Entries from a dataset

* START *

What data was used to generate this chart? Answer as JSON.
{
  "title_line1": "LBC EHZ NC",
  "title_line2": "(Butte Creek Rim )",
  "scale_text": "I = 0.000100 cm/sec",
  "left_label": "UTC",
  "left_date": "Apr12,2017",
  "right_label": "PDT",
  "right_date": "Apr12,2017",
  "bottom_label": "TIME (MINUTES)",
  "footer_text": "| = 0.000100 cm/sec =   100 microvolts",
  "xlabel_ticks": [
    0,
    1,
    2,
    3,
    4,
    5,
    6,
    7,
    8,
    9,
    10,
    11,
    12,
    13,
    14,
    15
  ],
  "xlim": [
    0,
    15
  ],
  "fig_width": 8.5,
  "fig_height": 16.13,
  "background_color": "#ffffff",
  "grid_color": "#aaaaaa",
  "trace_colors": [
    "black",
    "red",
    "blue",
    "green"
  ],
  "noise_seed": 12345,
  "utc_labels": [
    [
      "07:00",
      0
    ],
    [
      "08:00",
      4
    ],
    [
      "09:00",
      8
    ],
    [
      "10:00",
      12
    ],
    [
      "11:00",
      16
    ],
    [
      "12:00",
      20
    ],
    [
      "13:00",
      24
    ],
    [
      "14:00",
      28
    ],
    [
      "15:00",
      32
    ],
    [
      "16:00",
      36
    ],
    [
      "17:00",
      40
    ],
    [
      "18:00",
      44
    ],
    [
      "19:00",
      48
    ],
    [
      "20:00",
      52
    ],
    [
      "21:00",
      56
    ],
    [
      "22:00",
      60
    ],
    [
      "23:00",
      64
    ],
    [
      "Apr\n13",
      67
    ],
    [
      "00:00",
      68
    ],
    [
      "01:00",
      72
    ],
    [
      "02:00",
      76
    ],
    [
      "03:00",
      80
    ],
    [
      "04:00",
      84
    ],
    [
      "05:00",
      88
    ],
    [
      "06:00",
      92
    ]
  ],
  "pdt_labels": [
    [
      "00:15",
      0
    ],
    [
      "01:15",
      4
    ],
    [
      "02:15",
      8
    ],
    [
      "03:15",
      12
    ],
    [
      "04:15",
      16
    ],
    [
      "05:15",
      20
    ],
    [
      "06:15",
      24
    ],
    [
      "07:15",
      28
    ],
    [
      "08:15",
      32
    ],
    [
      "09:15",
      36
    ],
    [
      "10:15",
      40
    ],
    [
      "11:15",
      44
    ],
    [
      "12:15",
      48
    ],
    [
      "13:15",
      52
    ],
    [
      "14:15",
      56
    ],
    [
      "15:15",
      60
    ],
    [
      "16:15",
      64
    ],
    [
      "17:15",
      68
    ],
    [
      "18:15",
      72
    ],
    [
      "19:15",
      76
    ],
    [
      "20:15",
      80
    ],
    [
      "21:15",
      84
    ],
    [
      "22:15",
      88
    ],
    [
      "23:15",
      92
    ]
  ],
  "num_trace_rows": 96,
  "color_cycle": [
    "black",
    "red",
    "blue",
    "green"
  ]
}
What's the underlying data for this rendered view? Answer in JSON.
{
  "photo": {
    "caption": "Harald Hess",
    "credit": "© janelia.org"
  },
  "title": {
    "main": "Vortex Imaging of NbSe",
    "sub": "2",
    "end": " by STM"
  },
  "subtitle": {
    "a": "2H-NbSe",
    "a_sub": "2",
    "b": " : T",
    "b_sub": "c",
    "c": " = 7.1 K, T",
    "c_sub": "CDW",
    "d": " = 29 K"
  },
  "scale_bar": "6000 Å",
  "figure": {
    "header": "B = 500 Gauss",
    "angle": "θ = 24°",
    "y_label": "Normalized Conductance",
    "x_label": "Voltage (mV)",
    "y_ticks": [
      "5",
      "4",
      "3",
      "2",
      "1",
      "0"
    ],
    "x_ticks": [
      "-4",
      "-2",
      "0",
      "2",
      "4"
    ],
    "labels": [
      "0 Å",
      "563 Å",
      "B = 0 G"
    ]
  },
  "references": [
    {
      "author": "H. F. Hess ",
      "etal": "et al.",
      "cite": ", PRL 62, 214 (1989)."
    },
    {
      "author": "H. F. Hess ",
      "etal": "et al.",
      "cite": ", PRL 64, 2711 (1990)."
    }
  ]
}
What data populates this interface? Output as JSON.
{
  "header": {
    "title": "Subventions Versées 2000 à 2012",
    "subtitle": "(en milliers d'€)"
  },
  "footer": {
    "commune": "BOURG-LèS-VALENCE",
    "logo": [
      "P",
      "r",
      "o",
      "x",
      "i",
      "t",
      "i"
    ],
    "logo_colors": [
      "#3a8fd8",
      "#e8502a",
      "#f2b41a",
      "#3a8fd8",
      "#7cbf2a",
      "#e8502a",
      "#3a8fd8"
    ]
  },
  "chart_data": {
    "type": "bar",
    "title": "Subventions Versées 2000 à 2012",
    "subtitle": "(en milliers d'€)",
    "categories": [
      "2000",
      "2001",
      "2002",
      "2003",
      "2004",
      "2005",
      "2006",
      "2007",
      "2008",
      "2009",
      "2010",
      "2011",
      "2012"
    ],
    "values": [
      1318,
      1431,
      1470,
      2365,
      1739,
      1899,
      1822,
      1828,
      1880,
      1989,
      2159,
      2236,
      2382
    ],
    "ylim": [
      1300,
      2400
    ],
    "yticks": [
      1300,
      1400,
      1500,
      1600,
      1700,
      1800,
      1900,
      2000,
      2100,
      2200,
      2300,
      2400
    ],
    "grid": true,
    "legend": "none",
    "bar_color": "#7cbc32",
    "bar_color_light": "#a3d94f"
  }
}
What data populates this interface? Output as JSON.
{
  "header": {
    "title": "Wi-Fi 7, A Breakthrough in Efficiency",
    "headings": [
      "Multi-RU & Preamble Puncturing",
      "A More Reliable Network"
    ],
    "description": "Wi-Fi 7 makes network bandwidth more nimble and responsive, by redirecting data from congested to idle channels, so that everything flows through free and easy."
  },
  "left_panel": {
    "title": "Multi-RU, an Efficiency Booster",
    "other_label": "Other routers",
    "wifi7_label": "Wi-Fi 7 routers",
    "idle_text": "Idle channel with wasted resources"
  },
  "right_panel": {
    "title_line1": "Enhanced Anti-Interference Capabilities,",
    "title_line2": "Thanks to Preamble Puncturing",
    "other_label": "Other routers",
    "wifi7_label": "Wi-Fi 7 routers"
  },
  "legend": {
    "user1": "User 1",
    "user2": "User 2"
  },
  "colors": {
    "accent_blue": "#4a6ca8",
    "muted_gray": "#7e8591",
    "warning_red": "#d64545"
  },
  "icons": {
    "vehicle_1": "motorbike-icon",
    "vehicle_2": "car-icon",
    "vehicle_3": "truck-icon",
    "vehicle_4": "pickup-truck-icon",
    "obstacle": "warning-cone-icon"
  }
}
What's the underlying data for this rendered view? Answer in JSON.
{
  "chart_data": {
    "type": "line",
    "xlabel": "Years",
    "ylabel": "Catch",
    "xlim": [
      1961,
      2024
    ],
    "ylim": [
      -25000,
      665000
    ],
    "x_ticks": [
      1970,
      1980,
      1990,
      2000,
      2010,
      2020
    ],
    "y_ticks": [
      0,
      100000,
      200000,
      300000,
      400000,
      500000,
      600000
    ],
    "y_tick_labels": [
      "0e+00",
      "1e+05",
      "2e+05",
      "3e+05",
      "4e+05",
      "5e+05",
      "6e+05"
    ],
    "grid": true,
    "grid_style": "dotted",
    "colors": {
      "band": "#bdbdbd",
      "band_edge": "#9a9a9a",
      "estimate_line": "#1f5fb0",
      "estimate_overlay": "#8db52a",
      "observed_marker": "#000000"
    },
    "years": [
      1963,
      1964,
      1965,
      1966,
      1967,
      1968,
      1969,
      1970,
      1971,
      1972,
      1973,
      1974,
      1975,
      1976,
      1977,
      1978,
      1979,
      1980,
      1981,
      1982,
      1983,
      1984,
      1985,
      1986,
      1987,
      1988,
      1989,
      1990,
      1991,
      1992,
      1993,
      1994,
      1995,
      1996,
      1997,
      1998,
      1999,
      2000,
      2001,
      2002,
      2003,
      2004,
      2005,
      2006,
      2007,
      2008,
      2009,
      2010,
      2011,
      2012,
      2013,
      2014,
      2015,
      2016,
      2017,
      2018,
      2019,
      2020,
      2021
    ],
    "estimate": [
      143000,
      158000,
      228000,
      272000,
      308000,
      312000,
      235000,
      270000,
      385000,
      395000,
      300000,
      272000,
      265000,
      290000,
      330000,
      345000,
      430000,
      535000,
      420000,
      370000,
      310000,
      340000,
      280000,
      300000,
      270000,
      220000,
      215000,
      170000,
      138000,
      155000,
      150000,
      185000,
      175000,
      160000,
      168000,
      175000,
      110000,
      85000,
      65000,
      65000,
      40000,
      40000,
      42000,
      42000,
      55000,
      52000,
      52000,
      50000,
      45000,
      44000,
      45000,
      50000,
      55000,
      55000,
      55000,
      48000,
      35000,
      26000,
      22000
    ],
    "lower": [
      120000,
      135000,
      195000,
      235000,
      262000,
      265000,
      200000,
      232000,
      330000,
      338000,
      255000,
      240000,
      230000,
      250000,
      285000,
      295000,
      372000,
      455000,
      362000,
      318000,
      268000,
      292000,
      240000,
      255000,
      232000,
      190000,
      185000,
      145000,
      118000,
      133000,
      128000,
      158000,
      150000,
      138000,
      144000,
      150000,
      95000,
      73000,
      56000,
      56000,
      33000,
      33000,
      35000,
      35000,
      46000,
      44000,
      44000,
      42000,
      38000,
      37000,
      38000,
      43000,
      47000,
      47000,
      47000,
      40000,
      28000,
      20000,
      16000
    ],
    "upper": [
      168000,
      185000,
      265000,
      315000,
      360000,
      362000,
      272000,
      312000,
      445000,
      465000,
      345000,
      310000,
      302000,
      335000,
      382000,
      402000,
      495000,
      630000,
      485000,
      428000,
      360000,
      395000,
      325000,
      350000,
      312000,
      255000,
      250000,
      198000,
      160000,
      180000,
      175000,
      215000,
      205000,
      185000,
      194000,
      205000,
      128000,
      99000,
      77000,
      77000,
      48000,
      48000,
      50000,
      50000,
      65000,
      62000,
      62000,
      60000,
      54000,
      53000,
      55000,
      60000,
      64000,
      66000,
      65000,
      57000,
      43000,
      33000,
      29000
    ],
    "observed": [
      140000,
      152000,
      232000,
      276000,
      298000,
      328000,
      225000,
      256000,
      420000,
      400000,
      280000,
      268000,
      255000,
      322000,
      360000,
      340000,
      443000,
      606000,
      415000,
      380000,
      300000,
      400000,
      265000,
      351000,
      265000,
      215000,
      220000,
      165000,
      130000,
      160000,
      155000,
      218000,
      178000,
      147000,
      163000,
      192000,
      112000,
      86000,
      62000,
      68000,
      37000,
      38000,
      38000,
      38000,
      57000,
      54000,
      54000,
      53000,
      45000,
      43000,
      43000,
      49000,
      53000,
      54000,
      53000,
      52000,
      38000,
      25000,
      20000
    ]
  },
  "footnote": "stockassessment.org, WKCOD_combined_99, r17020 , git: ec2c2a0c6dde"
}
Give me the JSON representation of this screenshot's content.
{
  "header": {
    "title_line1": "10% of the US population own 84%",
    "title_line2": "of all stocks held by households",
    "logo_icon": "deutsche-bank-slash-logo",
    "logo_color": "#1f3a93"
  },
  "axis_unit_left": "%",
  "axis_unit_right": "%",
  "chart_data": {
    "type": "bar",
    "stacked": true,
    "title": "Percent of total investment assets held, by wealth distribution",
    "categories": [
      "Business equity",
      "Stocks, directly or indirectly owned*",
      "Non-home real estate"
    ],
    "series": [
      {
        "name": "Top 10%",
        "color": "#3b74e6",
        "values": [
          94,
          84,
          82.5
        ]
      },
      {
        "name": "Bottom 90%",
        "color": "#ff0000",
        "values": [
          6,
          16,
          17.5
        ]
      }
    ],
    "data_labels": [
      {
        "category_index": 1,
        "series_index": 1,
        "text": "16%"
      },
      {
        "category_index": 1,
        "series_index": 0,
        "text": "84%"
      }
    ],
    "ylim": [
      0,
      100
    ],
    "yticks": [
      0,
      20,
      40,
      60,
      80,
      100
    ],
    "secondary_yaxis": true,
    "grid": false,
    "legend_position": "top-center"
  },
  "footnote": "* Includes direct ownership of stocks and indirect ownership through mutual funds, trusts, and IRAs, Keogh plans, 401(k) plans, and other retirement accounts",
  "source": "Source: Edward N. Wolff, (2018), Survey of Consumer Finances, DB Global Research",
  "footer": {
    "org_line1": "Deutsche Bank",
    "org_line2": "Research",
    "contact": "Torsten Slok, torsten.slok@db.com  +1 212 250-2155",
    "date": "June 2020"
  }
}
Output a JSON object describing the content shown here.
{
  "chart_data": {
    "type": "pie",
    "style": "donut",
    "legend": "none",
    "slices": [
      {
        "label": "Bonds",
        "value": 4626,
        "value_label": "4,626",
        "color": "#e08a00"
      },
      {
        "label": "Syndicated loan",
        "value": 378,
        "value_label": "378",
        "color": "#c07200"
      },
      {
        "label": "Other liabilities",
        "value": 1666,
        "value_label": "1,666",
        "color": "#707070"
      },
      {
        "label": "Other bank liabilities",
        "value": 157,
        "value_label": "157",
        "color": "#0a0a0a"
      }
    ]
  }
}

* END *

THE REQUEST
Only lines that contain the word "routers" are wanted; copy each of them.

TASK ANSWER
    "other_label": "Other routers",
    "wifi7_label": "Wi-Fi 7 routers",
    "other_label": "Other routers",
    "wifi7_label": "Wi-Fi 7 routers"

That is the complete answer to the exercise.